WRITTEN REQUEST:
Gather from the listing below each line that includes the word "Rendering", and copy it.

RECORDS FOR THE EXERCISE:
::::::

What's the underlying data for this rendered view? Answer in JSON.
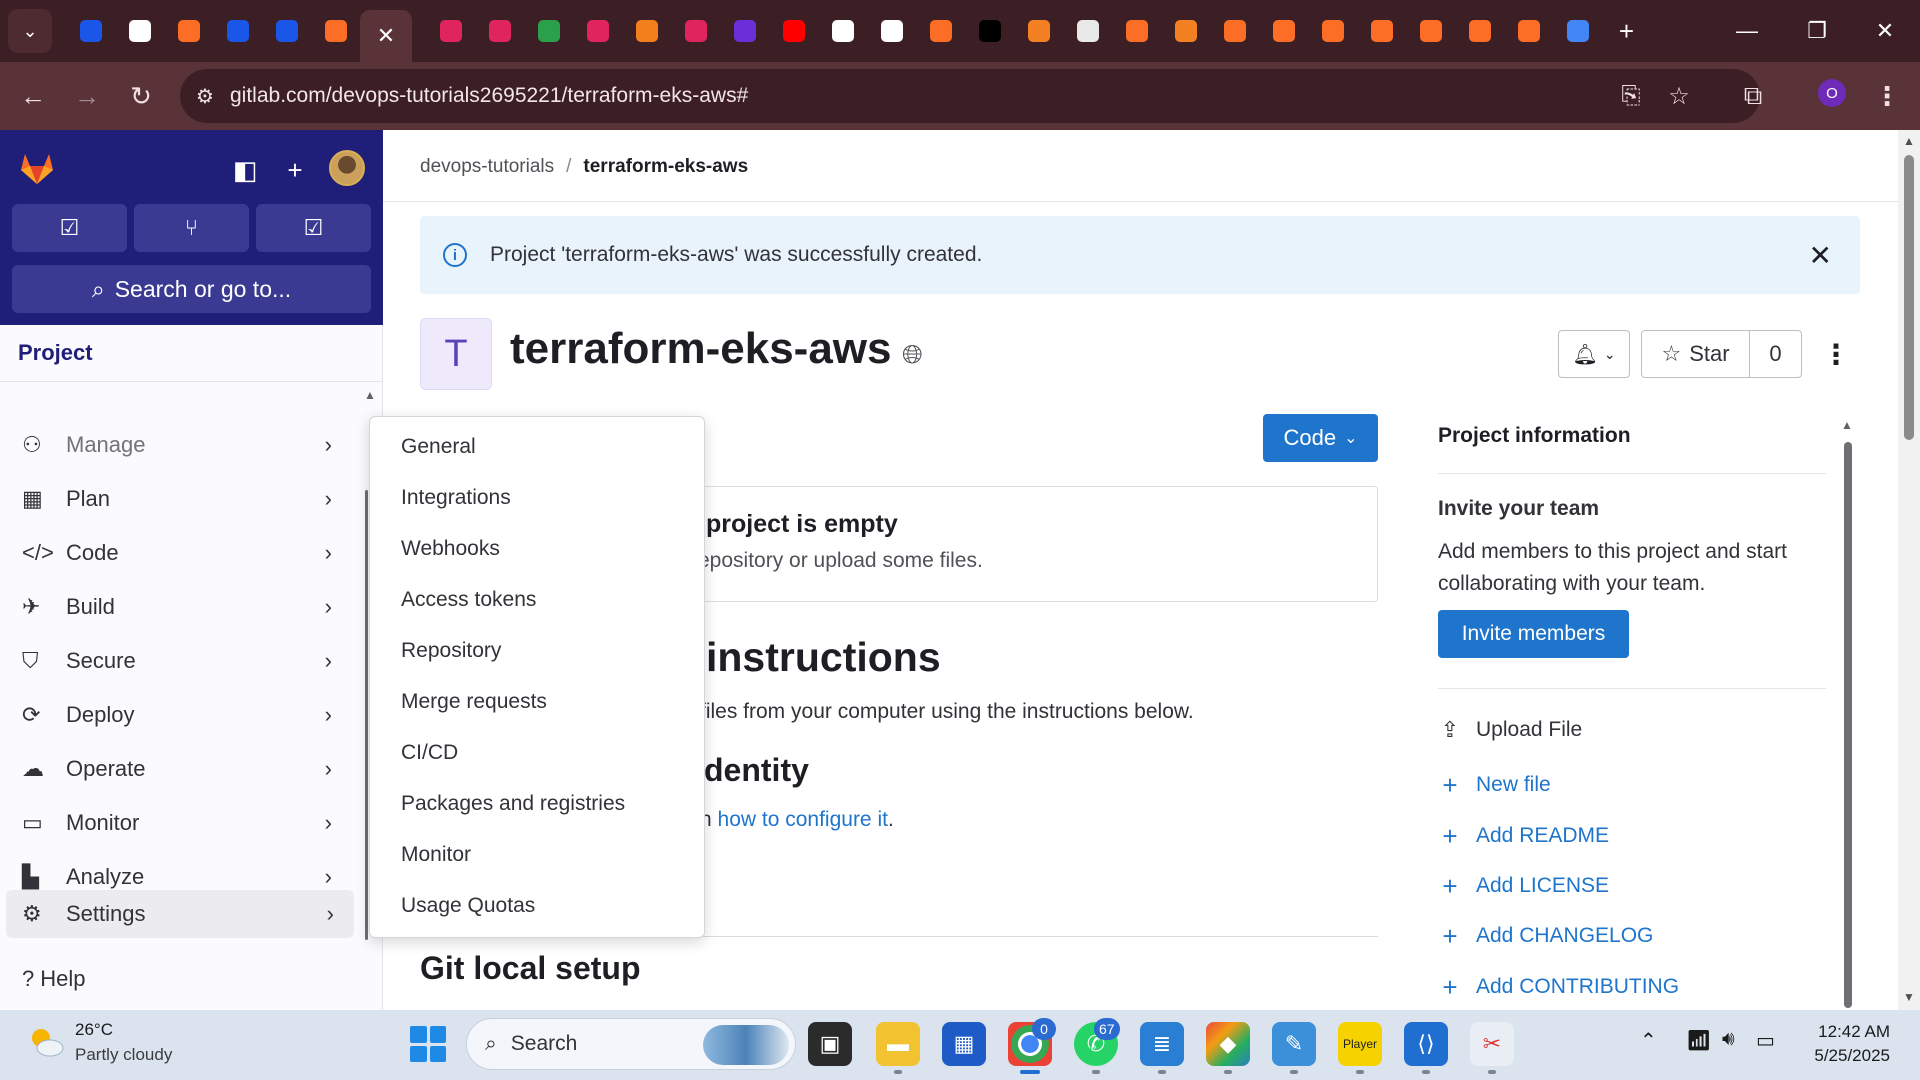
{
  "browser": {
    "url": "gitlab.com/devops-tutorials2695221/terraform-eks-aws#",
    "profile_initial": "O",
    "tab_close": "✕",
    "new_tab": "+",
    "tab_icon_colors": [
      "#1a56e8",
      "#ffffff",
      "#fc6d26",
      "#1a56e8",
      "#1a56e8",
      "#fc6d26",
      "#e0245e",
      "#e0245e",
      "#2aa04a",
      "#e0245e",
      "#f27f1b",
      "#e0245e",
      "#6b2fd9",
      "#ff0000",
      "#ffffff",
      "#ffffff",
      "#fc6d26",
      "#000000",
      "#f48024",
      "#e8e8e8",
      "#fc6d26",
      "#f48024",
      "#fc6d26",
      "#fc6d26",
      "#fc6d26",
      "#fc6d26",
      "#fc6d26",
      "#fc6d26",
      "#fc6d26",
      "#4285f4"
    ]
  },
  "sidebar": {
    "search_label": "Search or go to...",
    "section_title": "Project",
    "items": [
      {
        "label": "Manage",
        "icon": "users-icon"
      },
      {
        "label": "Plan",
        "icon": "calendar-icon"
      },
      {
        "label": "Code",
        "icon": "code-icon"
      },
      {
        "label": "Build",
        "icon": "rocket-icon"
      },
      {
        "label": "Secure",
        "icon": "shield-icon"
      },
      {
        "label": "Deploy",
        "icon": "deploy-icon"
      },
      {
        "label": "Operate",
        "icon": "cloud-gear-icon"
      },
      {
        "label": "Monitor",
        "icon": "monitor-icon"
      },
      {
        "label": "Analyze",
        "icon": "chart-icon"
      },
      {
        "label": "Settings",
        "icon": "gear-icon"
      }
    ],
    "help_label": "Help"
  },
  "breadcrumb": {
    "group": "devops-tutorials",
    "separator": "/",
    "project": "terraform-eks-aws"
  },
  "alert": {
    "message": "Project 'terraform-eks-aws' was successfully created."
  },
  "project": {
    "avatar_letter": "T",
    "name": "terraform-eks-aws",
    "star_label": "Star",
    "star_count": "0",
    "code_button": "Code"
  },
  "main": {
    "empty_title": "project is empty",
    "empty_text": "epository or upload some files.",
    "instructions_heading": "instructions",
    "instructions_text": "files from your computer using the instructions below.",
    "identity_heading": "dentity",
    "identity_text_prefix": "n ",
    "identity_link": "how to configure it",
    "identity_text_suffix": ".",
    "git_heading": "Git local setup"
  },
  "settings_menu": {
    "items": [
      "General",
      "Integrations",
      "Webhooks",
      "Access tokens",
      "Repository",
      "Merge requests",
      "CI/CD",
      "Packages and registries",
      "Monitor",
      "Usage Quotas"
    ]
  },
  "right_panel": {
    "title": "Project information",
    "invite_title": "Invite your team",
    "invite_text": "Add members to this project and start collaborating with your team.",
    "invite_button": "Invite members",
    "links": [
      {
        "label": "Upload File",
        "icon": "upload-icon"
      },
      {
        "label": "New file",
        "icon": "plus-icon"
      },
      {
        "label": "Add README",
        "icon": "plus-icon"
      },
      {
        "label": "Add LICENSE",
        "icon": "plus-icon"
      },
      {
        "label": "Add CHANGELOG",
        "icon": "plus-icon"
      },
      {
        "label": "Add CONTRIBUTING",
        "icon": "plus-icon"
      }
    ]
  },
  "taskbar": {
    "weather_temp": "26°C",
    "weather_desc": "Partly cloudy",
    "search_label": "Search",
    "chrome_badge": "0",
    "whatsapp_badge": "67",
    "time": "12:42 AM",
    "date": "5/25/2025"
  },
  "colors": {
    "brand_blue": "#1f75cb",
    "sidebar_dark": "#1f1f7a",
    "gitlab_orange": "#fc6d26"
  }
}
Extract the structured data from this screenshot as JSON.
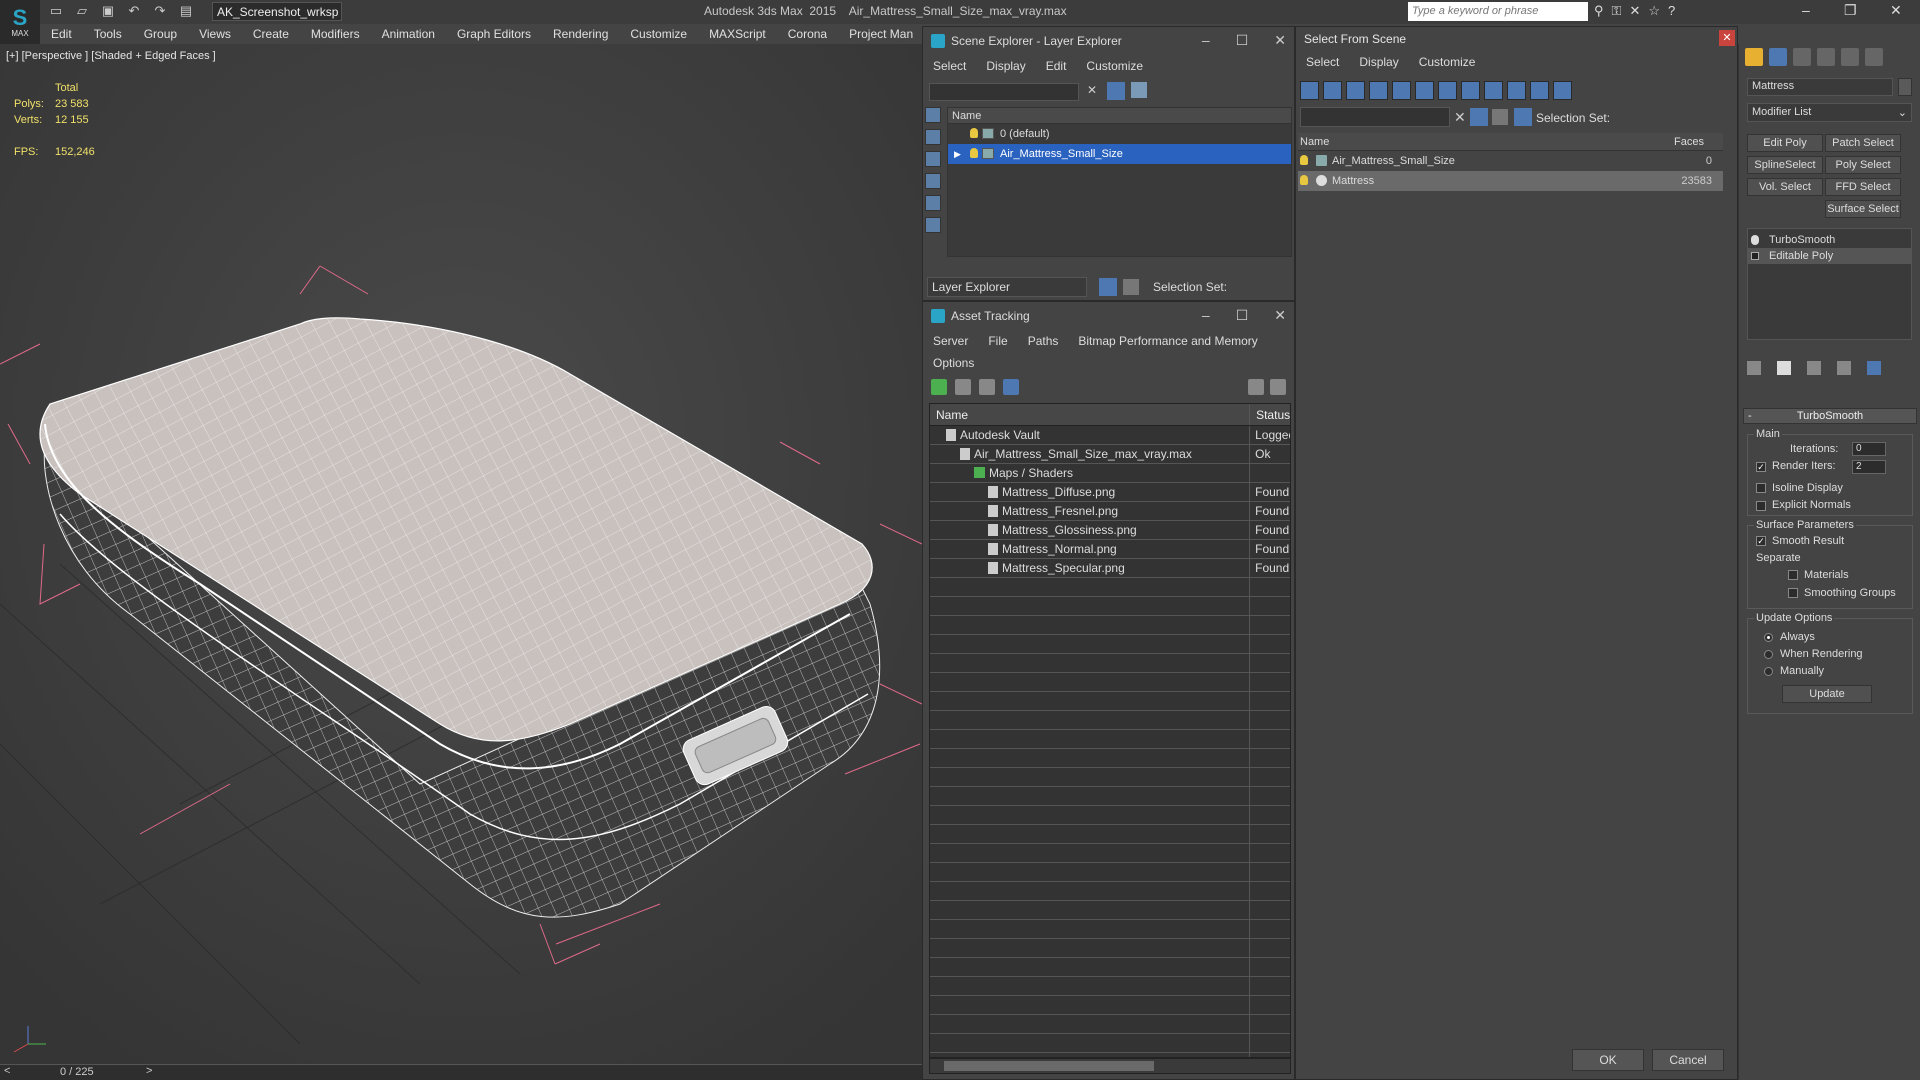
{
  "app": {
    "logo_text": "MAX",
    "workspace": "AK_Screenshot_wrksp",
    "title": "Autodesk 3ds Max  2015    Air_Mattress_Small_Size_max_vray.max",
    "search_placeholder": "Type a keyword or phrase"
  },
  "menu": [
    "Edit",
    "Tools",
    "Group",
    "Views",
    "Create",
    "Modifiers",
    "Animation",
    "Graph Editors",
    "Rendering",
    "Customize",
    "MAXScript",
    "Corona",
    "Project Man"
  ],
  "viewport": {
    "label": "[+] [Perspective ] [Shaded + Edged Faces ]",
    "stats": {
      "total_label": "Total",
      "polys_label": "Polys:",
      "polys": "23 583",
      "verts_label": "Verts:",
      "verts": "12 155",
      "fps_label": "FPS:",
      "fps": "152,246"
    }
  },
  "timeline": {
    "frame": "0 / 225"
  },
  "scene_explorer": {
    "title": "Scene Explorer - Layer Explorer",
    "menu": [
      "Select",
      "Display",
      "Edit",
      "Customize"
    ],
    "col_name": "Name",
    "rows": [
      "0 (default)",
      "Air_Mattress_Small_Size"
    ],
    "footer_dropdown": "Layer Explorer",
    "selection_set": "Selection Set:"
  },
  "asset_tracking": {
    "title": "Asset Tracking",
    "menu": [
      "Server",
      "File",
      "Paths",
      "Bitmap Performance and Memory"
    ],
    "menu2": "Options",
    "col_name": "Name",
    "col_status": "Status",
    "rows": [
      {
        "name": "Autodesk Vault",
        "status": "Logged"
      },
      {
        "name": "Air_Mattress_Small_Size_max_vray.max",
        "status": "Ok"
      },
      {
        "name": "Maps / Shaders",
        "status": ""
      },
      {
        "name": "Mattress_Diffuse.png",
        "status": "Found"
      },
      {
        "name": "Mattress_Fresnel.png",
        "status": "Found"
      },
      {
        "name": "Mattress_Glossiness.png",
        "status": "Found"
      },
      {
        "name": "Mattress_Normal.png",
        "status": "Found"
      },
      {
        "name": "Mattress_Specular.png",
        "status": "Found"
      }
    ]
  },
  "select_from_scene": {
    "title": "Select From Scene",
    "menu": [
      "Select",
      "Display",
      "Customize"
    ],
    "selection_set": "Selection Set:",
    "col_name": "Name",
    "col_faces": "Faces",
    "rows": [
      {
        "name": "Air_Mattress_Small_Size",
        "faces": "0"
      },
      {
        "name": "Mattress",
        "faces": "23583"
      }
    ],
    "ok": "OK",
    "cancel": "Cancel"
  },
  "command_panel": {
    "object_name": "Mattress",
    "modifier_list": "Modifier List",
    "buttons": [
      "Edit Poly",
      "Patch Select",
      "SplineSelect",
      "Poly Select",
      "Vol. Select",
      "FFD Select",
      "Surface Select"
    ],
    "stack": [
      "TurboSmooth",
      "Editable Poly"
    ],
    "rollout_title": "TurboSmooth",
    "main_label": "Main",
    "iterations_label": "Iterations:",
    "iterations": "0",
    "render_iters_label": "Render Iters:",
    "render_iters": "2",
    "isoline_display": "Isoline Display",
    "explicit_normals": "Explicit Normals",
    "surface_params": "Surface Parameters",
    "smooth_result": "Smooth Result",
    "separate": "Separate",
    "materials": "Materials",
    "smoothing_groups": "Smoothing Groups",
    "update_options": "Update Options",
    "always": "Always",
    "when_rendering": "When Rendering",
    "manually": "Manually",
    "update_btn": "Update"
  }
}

::::::

SOLUTION FOR THIS EXERCISE:
    "Rendering",
    "when_rendering": "When Rendering",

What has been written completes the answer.